## Layout rows
····················

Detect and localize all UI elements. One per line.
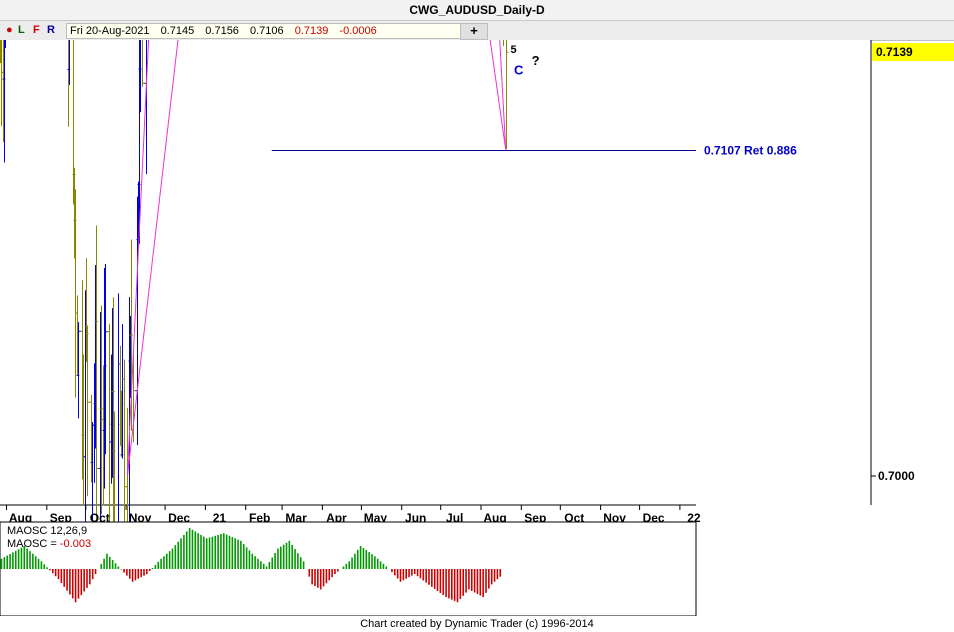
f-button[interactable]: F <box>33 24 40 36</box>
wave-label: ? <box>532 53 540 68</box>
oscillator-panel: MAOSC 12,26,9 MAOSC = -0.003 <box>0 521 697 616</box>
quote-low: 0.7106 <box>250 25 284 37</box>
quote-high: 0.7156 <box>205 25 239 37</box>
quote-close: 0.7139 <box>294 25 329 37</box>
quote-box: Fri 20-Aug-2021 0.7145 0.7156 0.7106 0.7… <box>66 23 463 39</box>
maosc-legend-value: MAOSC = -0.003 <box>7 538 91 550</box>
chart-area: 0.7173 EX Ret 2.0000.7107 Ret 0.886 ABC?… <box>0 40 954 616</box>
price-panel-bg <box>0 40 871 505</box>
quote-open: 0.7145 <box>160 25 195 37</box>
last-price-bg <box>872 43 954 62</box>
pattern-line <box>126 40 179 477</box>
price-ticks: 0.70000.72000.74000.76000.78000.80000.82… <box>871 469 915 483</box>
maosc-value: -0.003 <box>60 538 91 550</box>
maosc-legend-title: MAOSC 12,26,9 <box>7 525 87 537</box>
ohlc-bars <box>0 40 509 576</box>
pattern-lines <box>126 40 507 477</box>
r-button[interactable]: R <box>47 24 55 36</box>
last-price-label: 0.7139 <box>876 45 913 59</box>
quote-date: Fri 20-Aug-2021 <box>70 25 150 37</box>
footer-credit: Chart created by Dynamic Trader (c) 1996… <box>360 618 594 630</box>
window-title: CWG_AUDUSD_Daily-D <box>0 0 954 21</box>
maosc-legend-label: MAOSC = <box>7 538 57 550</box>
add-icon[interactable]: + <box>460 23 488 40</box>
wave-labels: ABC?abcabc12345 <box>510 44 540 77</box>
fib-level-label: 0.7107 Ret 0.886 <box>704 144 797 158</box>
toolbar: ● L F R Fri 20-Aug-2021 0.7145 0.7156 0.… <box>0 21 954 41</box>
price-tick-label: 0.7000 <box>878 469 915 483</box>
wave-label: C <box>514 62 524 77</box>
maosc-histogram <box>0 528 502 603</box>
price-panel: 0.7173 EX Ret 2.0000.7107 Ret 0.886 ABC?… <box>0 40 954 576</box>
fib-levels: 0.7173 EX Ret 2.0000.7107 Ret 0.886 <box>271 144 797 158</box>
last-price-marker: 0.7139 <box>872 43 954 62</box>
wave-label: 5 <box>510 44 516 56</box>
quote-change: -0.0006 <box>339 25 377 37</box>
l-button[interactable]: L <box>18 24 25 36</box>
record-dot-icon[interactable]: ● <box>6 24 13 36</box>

····················

## WHAT TO PRODUCE
Return every one of the rows above word for word, leaving out the pictures.

## THE ANSWER
Detect and localize all UI elements. One per line.
f-button[interactable]: F <box>33 24 40 36</box>
wave-label: ? <box>532 53 540 68</box>
oscillator-panel: MAOSC 12,26,9 MAOSC = -0.003 <box>0 521 697 616</box>
quote-low: 0.7106 <box>250 25 284 37</box>
quote-high: 0.7156 <box>205 25 239 37</box>
quote-close: 0.7139 <box>294 25 329 37</box>
quote-box: Fri 20-Aug-2021 0.7145 0.7156 0.7106 0.7… <box>66 23 463 39</box>
maosc-legend-value: MAOSC = -0.003 <box>7 538 91 550</box>
chart-area: 0.7173 EX Ret 2.0000.7107 Ret 0.886 ABC?… <box>0 40 954 616</box>
price-panel-bg <box>0 40 871 505</box>
quote-open: 0.7145 <box>160 25 195 37</box>
last-price-bg <box>872 43 954 62</box>
pattern-line <box>126 40 179 477</box>
price-ticks: 0.70000.72000.74000.76000.78000.80000.82… <box>871 469 915 483</box>
maosc-value: -0.003 <box>60 538 91 550</box>
maosc-legend-title: MAOSC 12,26,9 <box>7 525 87 537</box>
ohlc-bars <box>0 40 509 576</box>
pattern-lines <box>126 40 507 477</box>
r-button[interactable]: R <box>47 24 55 36</box>
last-price-label: 0.7139 <box>876 45 913 59</box>
quote-date: Fri 20-Aug-2021 <box>70 25 150 37</box>
footer-credit: Chart created by Dynamic Trader (c) 1996… <box>360 618 594 630</box>
window-title: CWG_AUDUSD_Daily-D <box>0 0 954 21</box>
maosc-legend-label: MAOSC = <box>7 538 57 550</box>
add-icon[interactable]: + <box>460 23 488 40</box>
wave-labels: ABC?abcabc12345 <box>510 44 540 77</box>
fib-level-label: 0.7107 Ret 0.886 <box>704 144 797 158</box>
toolbar: ● L F R Fri 20-Aug-2021 0.7145 0.7156 0.… <box>0 21 954 41</box>
price-tick-label: 0.7000 <box>878 469 915 483</box>
wave-label: C <box>514 62 524 77</box>
maosc-histogram <box>0 528 502 603</box>
price-panel: 0.7173 EX Ret 2.0000.7107 Ret 0.886 ABC?… <box>0 40 954 576</box>
fib-levels: 0.7173 EX Ret 2.0000.7107 Ret 0.886 <box>271 144 797 158</box>
last-price-marker: 0.7139 <box>872 43 954 62</box>
wave-label: 5 <box>510 44 516 56</box>
quote-change: -0.0006 <box>339 25 377 37</box>
l-button[interactable]: L <box>18 24 25 36</box>
record-dot-icon[interactable]: ● <box>6 24 13 36</box>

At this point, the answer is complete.